> **Aim of the task**: Output the rows from the start through the line holding "Itemize the components", both ends included, as a JSON list of strings with one string per line. Skip blank lines and leave the pictures out.

Spatial layout data
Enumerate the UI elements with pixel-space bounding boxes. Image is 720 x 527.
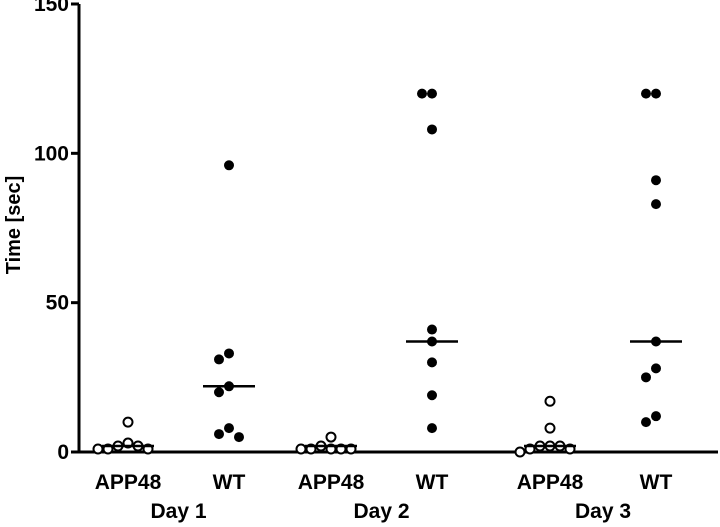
filled-data-point (427, 88, 437, 99)
day-label: Day 2 (353, 500, 409, 523)
day-labels: Day 1 Day 2 Day 3 (150, 500, 631, 523)
group-label-wt: WT (213, 471, 246, 494)
filled-data-point (214, 354, 224, 365)
filled-data-point (427, 124, 437, 135)
group-label-app48: APP48 (517, 471, 584, 494)
filled-data-point (214, 429, 224, 440)
group-labels: APP48 WT APP48 WT APP48 WT (95, 471, 673, 494)
group-label-app48: APP48 (95, 471, 162, 494)
filled-data-point (224, 348, 234, 359)
median-lines (102, 340, 682, 448)
day-label: Day 1 (150, 500, 206, 523)
filled-data-point (641, 372, 651, 383)
filled-data-point (214, 387, 224, 398)
open-data-point (544, 422, 556, 434)
filled-data-point (417, 88, 427, 99)
y-axis-label: Time [sec] (3, 176, 25, 275)
y-ticks: 0 50 100 150 (34, 0, 79, 464)
filled-data-point (427, 390, 437, 401)
filled-data-point (234, 432, 244, 443)
filled-data-point (224, 423, 234, 434)
y-tick-label: 150 (34, 0, 69, 16)
filled-data-point (651, 88, 661, 99)
filled-data-point (651, 199, 661, 210)
open-data-point (325, 431, 337, 443)
y-tick-label: 100 (34, 142, 69, 165)
filled-data-point (427, 423, 437, 434)
group-label-app48: APP48 (298, 471, 365, 494)
day-label: Day 3 (575, 500, 631, 523)
y-tick-label: 50 (46, 292, 69, 315)
filled-data-point (224, 160, 234, 171)
open-data-point (92, 443, 104, 455)
open-data-point (122, 416, 134, 428)
data-points (92, 88, 661, 458)
group-label-wt: WT (416, 471, 449, 494)
open-data-point (544, 395, 556, 407)
open-data-point (295, 443, 307, 455)
filled-data-point (427, 324, 437, 335)
y-tick-label: 0 (57, 441, 69, 464)
group-label-wt: WT (640, 471, 673, 494)
filled-data-point (651, 363, 661, 374)
filled-data-point (651, 175, 661, 186)
filled-data-point (651, 411, 661, 422)
filled-data-point (641, 417, 651, 428)
axes (77, 4, 718, 454)
filled-data-point (641, 88, 651, 99)
open-data-point (514, 446, 526, 458)
filled-data-point (427, 357, 437, 368)
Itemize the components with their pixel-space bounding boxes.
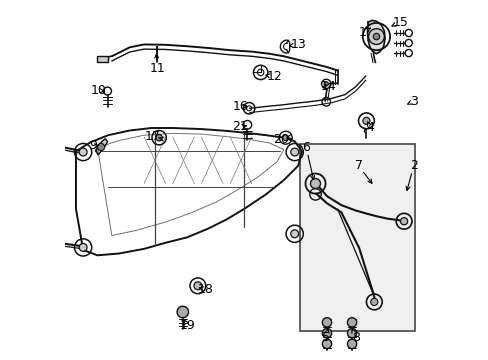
Circle shape	[310, 179, 320, 189]
Circle shape	[79, 243, 87, 251]
Circle shape	[156, 134, 162, 141]
Circle shape	[177, 306, 188, 318]
Polygon shape	[367, 21, 384, 54]
Circle shape	[324, 82, 328, 86]
Circle shape	[322, 328, 331, 338]
Text: 14: 14	[320, 80, 336, 93]
Text: 10: 10	[90, 84, 106, 97]
Polygon shape	[96, 139, 107, 155]
Text: 12: 12	[266, 70, 282, 83]
Circle shape	[322, 318, 331, 327]
Text: 17: 17	[145, 130, 161, 143]
Text: 8: 8	[352, 331, 360, 344]
Text: 6: 6	[302, 140, 309, 153]
Circle shape	[97, 143, 104, 150]
Text: 3: 3	[409, 95, 417, 108]
Text: 20: 20	[273, 133, 288, 146]
Circle shape	[322, 339, 331, 348]
Circle shape	[372, 33, 379, 40]
Circle shape	[290, 230, 298, 238]
Text: 18: 18	[198, 283, 213, 296]
Circle shape	[368, 29, 384, 44]
Text: 5: 5	[322, 331, 329, 344]
Text: 16: 16	[232, 100, 247, 113]
Circle shape	[194, 282, 202, 290]
Bar	[97, 56, 107, 62]
Text: 19: 19	[180, 319, 195, 332]
Text: 7: 7	[354, 159, 362, 172]
Text: 21: 21	[232, 121, 247, 134]
Text: 1: 1	[358, 27, 366, 40]
Text: 4: 4	[366, 121, 373, 134]
Bar	[300, 144, 414, 330]
Text: 9: 9	[89, 139, 97, 152]
Circle shape	[282, 135, 288, 140]
Circle shape	[370, 298, 377, 306]
Circle shape	[346, 328, 356, 338]
Text: 11: 11	[149, 62, 165, 75]
Circle shape	[290, 148, 298, 156]
Circle shape	[362, 117, 369, 125]
Circle shape	[400, 218, 407, 225]
Text: 13: 13	[290, 38, 306, 51]
Text: 15: 15	[392, 16, 407, 29]
Circle shape	[79, 148, 87, 156]
Circle shape	[346, 318, 356, 327]
Circle shape	[346, 339, 356, 348]
Text: 2: 2	[409, 159, 417, 172]
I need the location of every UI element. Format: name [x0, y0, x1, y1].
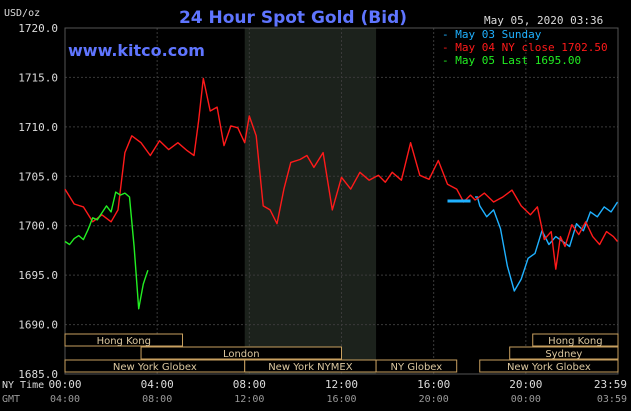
y-tick-label: 1715.0: [18, 71, 58, 84]
y-tick-label: 1710.0: [18, 121, 58, 134]
y-tick-label: 1685.0: [18, 368, 58, 381]
x-tick-label-gmt: 16:00: [326, 394, 356, 405]
y-tick-label: 1705.0: [18, 170, 58, 183]
x-tick-label-gmt: 04:00: [50, 394, 80, 405]
series-line: [64, 191, 149, 310]
y-tick-label: 1720.0: [18, 22, 58, 35]
x-tick-label-ny: 23:59: [594, 378, 627, 391]
session-box: [532, 333, 619, 347]
session-label: New York NYMEX: [268, 362, 353, 373]
session-label: Hong Kong: [548, 336, 602, 347]
session-box: [479, 359, 619, 373]
legend-entry: - May 05 Last 1695.00: [442, 54, 581, 67]
unit-label: USD/oz: [4, 8, 40, 19]
session-box: [64, 333, 184, 347]
x-tick-label-gmt: 03:59: [597, 394, 627, 405]
x-tick-label-ny: 16:00: [417, 378, 450, 391]
nymex-session-band: [244, 28, 377, 374]
session-label: NY Globex: [391, 362, 443, 373]
x-tick-label-gmt: 00:00: [511, 394, 541, 405]
chart-title: 24 Hour Spot Gold (Bid): [179, 8, 407, 28]
timestamp-label: May 05, 2020 03:36: [484, 14, 603, 27]
session-label: Hong Kong: [97, 336, 151, 347]
session-label: London: [223, 349, 260, 360]
website-label[interactable]: www.kitco.com: [68, 41, 205, 60]
ny-time-label: NY Time: [2, 380, 44, 391]
series-line: [64, 77, 619, 270]
session-label: Sydney: [545, 349, 582, 360]
x-tick-label-gmt: 20:00: [419, 394, 449, 405]
y-tick-label: 1690.0: [18, 319, 58, 332]
x-tick-label-ny: 08:00: [233, 378, 266, 391]
x-tick-label-gmt: 12:00: [234, 394, 264, 405]
x-tick-label-ny: 04:00: [141, 378, 174, 391]
gmt-label: GMT: [2, 394, 20, 405]
legend-entry: - May 04 NY close 1702.50: [442, 41, 608, 54]
session-label: New York Globex: [113, 362, 197, 373]
x-tick-label-ny: 20:00: [509, 378, 542, 391]
y-tick-label: 1695.0: [18, 269, 58, 282]
legend-entry: - May 03 Sunday: [442, 28, 542, 41]
x-tick-label-ny: 12:00: [325, 378, 358, 391]
y-tick-label: 1700.0: [18, 220, 58, 233]
x-tick-label-gmt: 08:00: [142, 394, 172, 405]
session-box: [509, 346, 619, 360]
plot-area-border: [64, 27, 619, 375]
session-box: [140, 346, 342, 360]
session-label: New York Globex: [507, 362, 591, 373]
session-box: [375, 359, 458, 373]
x-tick-label-ny: 00:00: [48, 378, 81, 391]
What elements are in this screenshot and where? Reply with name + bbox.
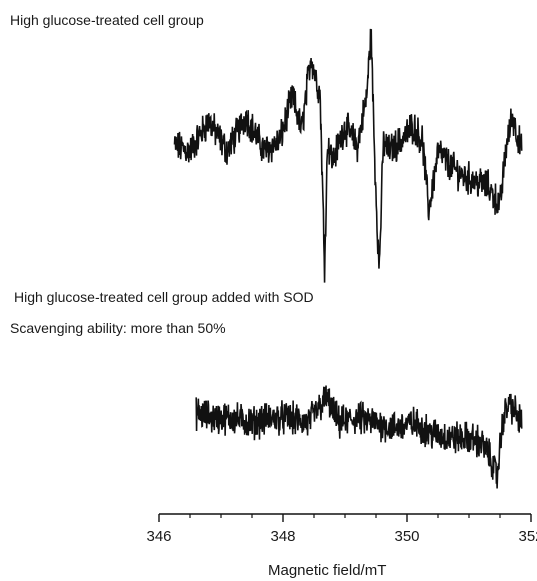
spectrum-top-plot	[173, 28, 523, 283]
series-1-label: High glucose-treated cell group	[10, 12, 204, 28]
series-2-annotation: Scavenging ability: more than 50%	[10, 320, 226, 336]
x-axis-tick-label: 346	[146, 528, 171, 545]
series-high-glucose-line	[173, 28, 523, 283]
spectrum-bottom-plot	[195, 385, 523, 489]
series-2-label: High glucose-treated cell group added wi…	[14, 289, 314, 305]
x-axis: 346 348 350 352	[146, 513, 537, 545]
x-axis-title: Magnetic field/mT	[268, 562, 387, 579]
x-axis-tick-label: 352	[518, 528, 537, 545]
series-high-glucose-sod-line	[195, 385, 523, 489]
x-axis-tick-label: 350	[394, 528, 419, 545]
x-axis-tick-label: 348	[270, 528, 295, 545]
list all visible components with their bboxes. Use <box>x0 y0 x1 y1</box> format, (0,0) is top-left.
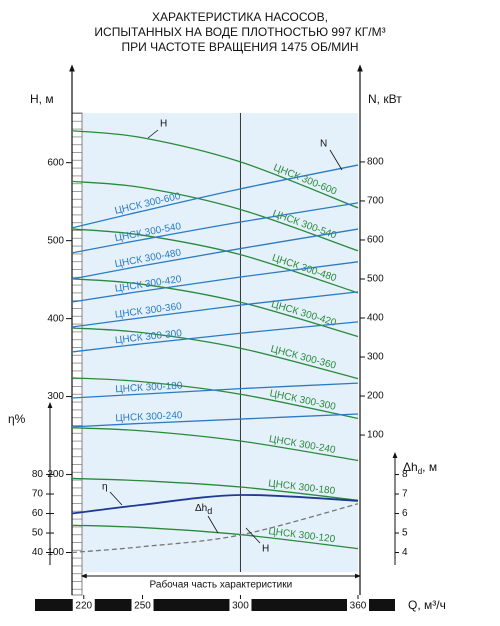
leader-line <box>329 149 343 171</box>
series-label: ЦНСК 300-180 <box>115 380 183 395</box>
x-tick-label: 220 <box>75 601 92 612</box>
series-line <box>71 291 359 328</box>
leader-line <box>147 129 159 139</box>
annotation: H <box>160 119 167 130</box>
y3-axis-title: η% <box>8 412 26 426</box>
series-line <box>71 321 359 353</box>
x-tick-bg <box>72 599 95 611</box>
series-line <box>71 377 359 420</box>
series-line <box>71 261 359 303</box>
y3-tick-label: 70 <box>32 489 44 500</box>
y2-tick-label: 600 <box>367 235 384 246</box>
x-tick-label: 250 <box>134 601 151 612</box>
y-tick-label: 100 <box>47 547 64 558</box>
series-line <box>71 180 359 252</box>
series-line <box>71 202 359 254</box>
chart-title: ХАРАКТЕРИСТИКА НАСОСОВ, <box>152 10 328 24</box>
series-line <box>71 228 359 280</box>
y3-tick-label: 40 <box>32 547 44 558</box>
series-line <box>71 327 359 380</box>
series-line <box>71 164 359 229</box>
y3-tick-label: 60 <box>32 508 44 519</box>
y4-title-sub: d <box>418 467 422 476</box>
annotation: N <box>320 139 327 150</box>
y-axis-title: H, м <box>30 92 54 106</box>
y-tick-label: 500 <box>47 235 64 246</box>
y-tick-label: 400 <box>47 313 64 324</box>
y3-tick-label: 80 <box>32 469 44 480</box>
leader-line <box>109 491 123 506</box>
series-label: ЦНСК 300-240 <box>115 410 183 424</box>
ruler-strip <box>71 112 83 596</box>
leader-line <box>245 527 261 544</box>
x-tick-bg <box>347 599 369 611</box>
x-tick-label: 300 <box>232 601 249 612</box>
y2-tick-label: 800 <box>367 157 384 168</box>
operating-range-label: Рабочая часть характеристики <box>150 579 293 591</box>
series-line <box>71 413 359 428</box>
series-line <box>71 494 359 515</box>
x-tick-bg <box>229 599 252 611</box>
curve-label-main: Δh <box>195 503 207 514</box>
chart-title: ИСПЫТАННЫХ НА ВОДЕ ПЛОТНОСТЬЮ 997 КГ/М³ <box>94 25 385 39</box>
series-line <box>71 477 359 501</box>
series-line <box>71 278 359 338</box>
y2-tick-label: 500 <box>367 274 384 285</box>
y4-tick-label: 5 <box>402 528 408 539</box>
series-line <box>71 228 359 294</box>
curve-label: Δhd <box>195 503 212 517</box>
leader-line <box>207 515 219 534</box>
x-tick-bg <box>131 599 154 611</box>
curve-label: η <box>102 482 108 493</box>
y2-tick-label: 200 <box>367 391 384 402</box>
y-tick-label: 300 <box>47 391 64 402</box>
x-axis-title: Q, м³/ч <box>408 598 446 612</box>
chart-title: ПРИ ЧАСТОТЕ ВРАЩЕНИЯ 1475 ОБ/МИН <box>122 40 359 54</box>
series-line <box>71 427 359 462</box>
series-line <box>71 382 359 399</box>
series-line <box>71 503 359 554</box>
y2-tick-label: 100 <box>367 430 384 441</box>
y-tick-label: 600 <box>47 157 64 168</box>
series-line <box>71 130 359 209</box>
annotation: H <box>262 544 269 555</box>
y4-tick-label: 6 <box>402 508 408 519</box>
y4-title-unit: , м <box>422 460 437 474</box>
y2-tick-label: 700 <box>367 196 384 207</box>
y3-tick-label: 50 <box>32 528 44 539</box>
y2-axis-title: N, кВт <box>368 92 402 106</box>
series-line <box>71 524 359 550</box>
curve-label-sub: d <box>207 506 212 516</box>
q-axis-bar <box>35 599 395 611</box>
y2-tick-label: 300 <box>367 352 384 363</box>
x-tick-label: 360 <box>350 601 367 612</box>
y4-axis-title: Δhd, м <box>403 460 437 476</box>
y2-tick-label: 400 <box>367 313 384 324</box>
y-tick-label: 200 <box>47 469 64 480</box>
y4-tick-label: 7 <box>402 489 408 500</box>
y4-tick-label: 8 <box>402 469 408 480</box>
y4-title-main: Δh <box>403 460 418 474</box>
y4-tick-label: 4 <box>402 547 408 558</box>
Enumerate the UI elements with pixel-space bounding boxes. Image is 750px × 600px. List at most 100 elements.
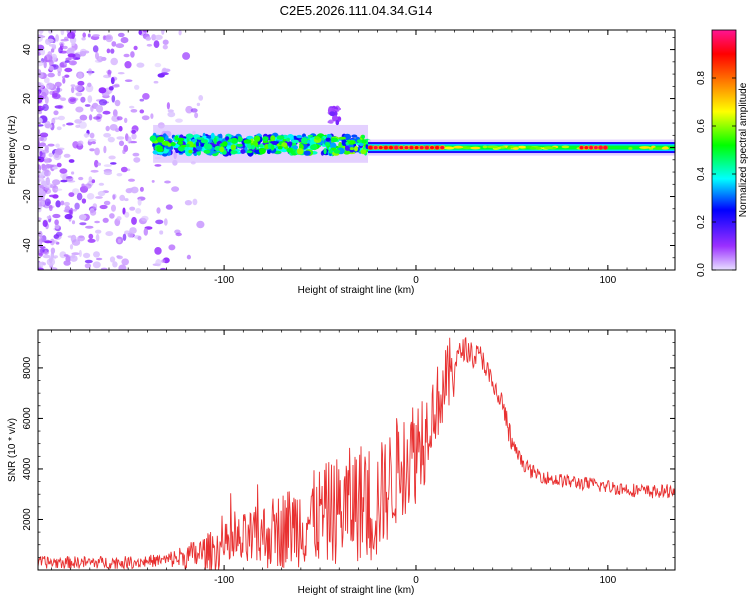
heatmap-cell — [137, 236, 142, 241]
chart-title: C2E5.2026.111.04.34.G14 — [280, 3, 433, 18]
heatmap-cell — [40, 246, 46, 249]
snr-line — [38, 337, 675, 570]
heatmap-cell — [89, 132, 95, 139]
heatmap-cell — [85, 225, 94, 229]
heatmap-panel: -100 0 100 -40 -20 0 20 40 Height of straight l… — [7, 29, 676, 296]
heatmap-cell — [59, 61, 67, 68]
heatmap-cell — [69, 255, 78, 262]
y-tick-label: 20 — [22, 93, 33, 105]
colorbar-label: Normalized spectral amplitude — [738, 82, 749, 217]
heatmap-cell — [60, 97, 66, 101]
heatmap-cell — [56, 126, 62, 131]
heatmap-cell — [59, 251, 67, 259]
heatmap-cell — [154, 34, 163, 41]
heatmap-cell — [165, 204, 173, 210]
heatmap-cell — [161, 259, 166, 263]
heatmap-cell — [46, 38, 54, 43]
heatmap-cell — [167, 109, 174, 113]
heatmap-cell — [110, 57, 118, 66]
heatmap-cell — [59, 41, 65, 47]
heatmap-cell — [63, 254, 69, 257]
x-tick-label: 0 — [413, 275, 419, 286]
heatmap-cell — [589, 146, 593, 150]
heatmap-cell — [38, 95, 45, 101]
heatmap-cell — [287, 141, 293, 147]
heatmap-cell — [151, 180, 155, 183]
heatmap-cell — [307, 134, 314, 138]
heatmap-cell — [354, 145, 358, 152]
heatmap-cell — [163, 218, 168, 226]
heatmap-cell — [55, 34, 59, 42]
heatmap-cell — [330, 142, 337, 149]
heatmap-cell — [38, 155, 42, 159]
heatmap-cell — [48, 30, 54, 34]
heatmap-cell — [117, 238, 121, 243]
heatmap-cell — [349, 147, 355, 151]
heatmap-cell — [185, 133, 194, 139]
heatmap-cell — [105, 34, 113, 43]
heatmap-cell — [90, 105, 94, 112]
heatmap-cell — [134, 84, 140, 90]
heatmap-cell — [360, 149, 367, 155]
heatmap-cell — [168, 244, 176, 251]
heatmap-cell — [42, 103, 49, 112]
heatmap-cell — [461, 145, 468, 149]
heatmap-cell — [338, 136, 346, 140]
heatmap-cell — [373, 146, 378, 150]
heatmap-cell — [74, 202, 80, 210]
heatmap-cell — [167, 143, 172, 147]
heatmap-cell — [103, 145, 107, 154]
heatmap-cell — [60, 179, 68, 183]
heatmap-cell — [112, 261, 118, 268]
heatmap-cell — [90, 209, 97, 216]
heatmap-cell — [281, 142, 288, 148]
heatmap-cell — [213, 137, 217, 145]
heatmap-x-axis-label: Height of straight line (km) — [298, 285, 415, 296]
heatmap-cell — [139, 186, 144, 192]
heatmap-cell — [67, 47, 76, 52]
heatmap-cell — [79, 48, 87, 55]
heatmap-cell — [206, 135, 212, 139]
heatmap-cell — [175, 118, 183, 123]
heatmap-cell — [210, 132, 215, 140]
heatmap-cell — [270, 135, 276, 142]
heatmap-cell — [414, 146, 419, 150]
heatmap-cell — [47, 51, 53, 58]
heatmap-cell — [82, 32, 86, 38]
heatmap-feature-signal-band-stable — [368, 139, 675, 156]
heatmap-cell — [42, 254, 51, 259]
heatmap-cell — [151, 34, 157, 41]
heatmap-cell — [117, 72, 125, 75]
heatmap-cell — [579, 146, 584, 150]
heatmap-cell — [77, 80, 85, 86]
heatmap-cell — [118, 125, 123, 132]
heatmap-cell — [240, 149, 246, 154]
y-tick-label: 8000 — [22, 356, 33, 379]
heatmap-cell — [77, 140, 82, 147]
heatmap-cell — [60, 200, 65, 206]
heatmap-cell — [122, 233, 127, 241]
heatmap-cell — [116, 255, 123, 260]
x-tick-label: 100 — [600, 575, 617, 586]
heatmap-cell — [143, 228, 148, 236]
heatmap-cell — [39, 142, 46, 147]
heatmap-cell — [188, 149, 193, 154]
heatmap-cell — [470, 146, 481, 150]
heatmap-cell — [219, 146, 225, 153]
heatmap-cell — [258, 147, 266, 155]
heatmap-cell — [174, 135, 179, 141]
heatmap-cell — [296, 148, 304, 155]
heatmap-cell — [57, 115, 65, 121]
heatmap-cell — [52, 166, 58, 170]
heatmap-cell — [77, 72, 83, 79]
heatmap-cell — [156, 136, 165, 143]
heatmap-cell — [146, 43, 153, 47]
heatmap-cell — [84, 263, 92, 269]
heatmap-cell — [177, 140, 184, 145]
heatmap-cell — [59, 168, 68, 174]
heatmap-feature-bump — [327, 105, 342, 126]
heatmap-cell — [99, 204, 108, 210]
heatmap-cell — [39, 48, 46, 56]
heatmap-cell — [48, 44, 57, 47]
heatmap-cell — [55, 188, 63, 191]
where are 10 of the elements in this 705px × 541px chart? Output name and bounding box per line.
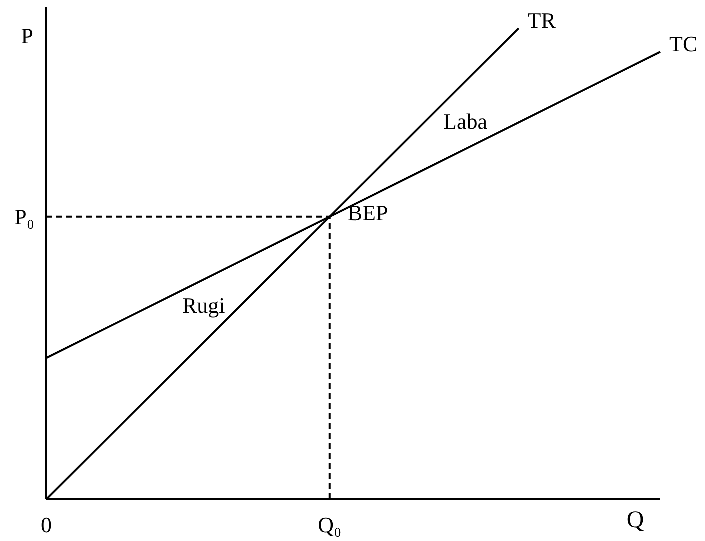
y-axis-title: P [21, 24, 34, 48]
series-label: TR [528, 8, 556, 33]
x-axis-title: Q [626, 508, 644, 534]
annotation: Laba [444, 109, 488, 134]
annotation: P₀ [14, 204, 34, 230]
series-label: TC [670, 32, 698, 57]
x-tick-label: Q₀ [318, 512, 342, 538]
x-tick-label: 0 [41, 512, 52, 538]
annotation: BEP [348, 200, 388, 226]
annotation: Rugi [182, 293, 226, 318]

> **Solved exercise**:
[
  "Enumerate the UI elements with pixel-space bounding boxes. Image is 720 x 527.",
  "filled-data-point (427, 88, 437, 99)",
  "day-label: Day 2 (353, 500, 409, 523)",
  "day-labels: Day 1 Day 2 Day 3 (150, 500, 631, 523)",
  "group-label-wt: WT (213, 471, 246, 494)",
  "filled-data-point (214, 354, 224, 365)",
  "filled-data-point (427, 124, 437, 135)",
  "group-label-app48: APP48 (517, 471, 584, 494)",
  "filled-data-point (214, 429, 224, 440)",
  "group-labels: APP48 WT APP48 WT APP48 WT (95, 471, 673, 494)",
  "group-label-app48: APP48 (95, 471, 162, 494)",
  "filled-data-point (224, 348, 234, 359)",
  "median-lines (102, 340, 682, 448)",
  "day-label: Day 1 (150, 500, 206, 523)",
  "filled-data-point (641, 372, 651, 383)",
  "filled-data-point (214, 387, 224, 398)",
  "open-data-point (544, 422, 556, 434)",
  "filled-data-point (417, 88, 427, 99)",
  "y-axis-label: Time [sec] (3, 176, 25, 275)",
  "y-ticks: 0 50 100 150 (34, 0, 79, 464)",
  "filled-data-point (427, 390, 437, 401)",
  "filled-data-point (234, 432, 244, 443)",
  "filled-data-point (224, 423, 234, 434)",
  "y-tick-label: 150 (34, 0, 69, 16)",
  "filled-data-point (651, 88, 661, 99)",
  "filled-data-point (651, 199, 661, 210)",
  "open-data-point (325, 431, 337, 443)",
  "y-tick-label: 100 (34, 142, 69, 165)",
  "filled-data-point (427, 423, 437, 434)",
  "group-label-app48: APP48 (298, 471, 365, 494)",
  "day-label: Day 3 (575, 500, 631, 523)",
  "y-tick-label: 50 (46, 292, 69, 315)",
  "filled-data-point (224, 160, 234, 171)",
  "open-data-point (92, 443, 104, 455)",
  "open-data-point (122, 416, 134, 428)",
  "data-points (92, 88, 661, 458)",
  "group-label-wt: WT (416, 471, 449, 494)",
  "open-data-point (544, 395, 556, 407)",
  "open-data-point (295, 443, 307, 455)",
  "filled-data-point (427, 324, 437, 335)",
  "y-tick-label: 0 (57, 441, 69, 464)",
  "group-label-wt: WT (640, 471, 673, 494)",
  "filled-data-point (651, 363, 661, 374)",
  "filled-data-point (651, 175, 661, 186)",
  "filled-data-point (651, 411, 661, 422)",
  "filled-data-point (641, 417, 651, 428)",
  "axes (77, 4, 718, 454)",
  "filled-data-point (641, 88, 651, 99)",
  "open-data-point (514, 446, 526, 458)",
  "filled-data-point (427, 357, 437, 368)",
  "Itemize the components with their pixel-space bounding boxes."
]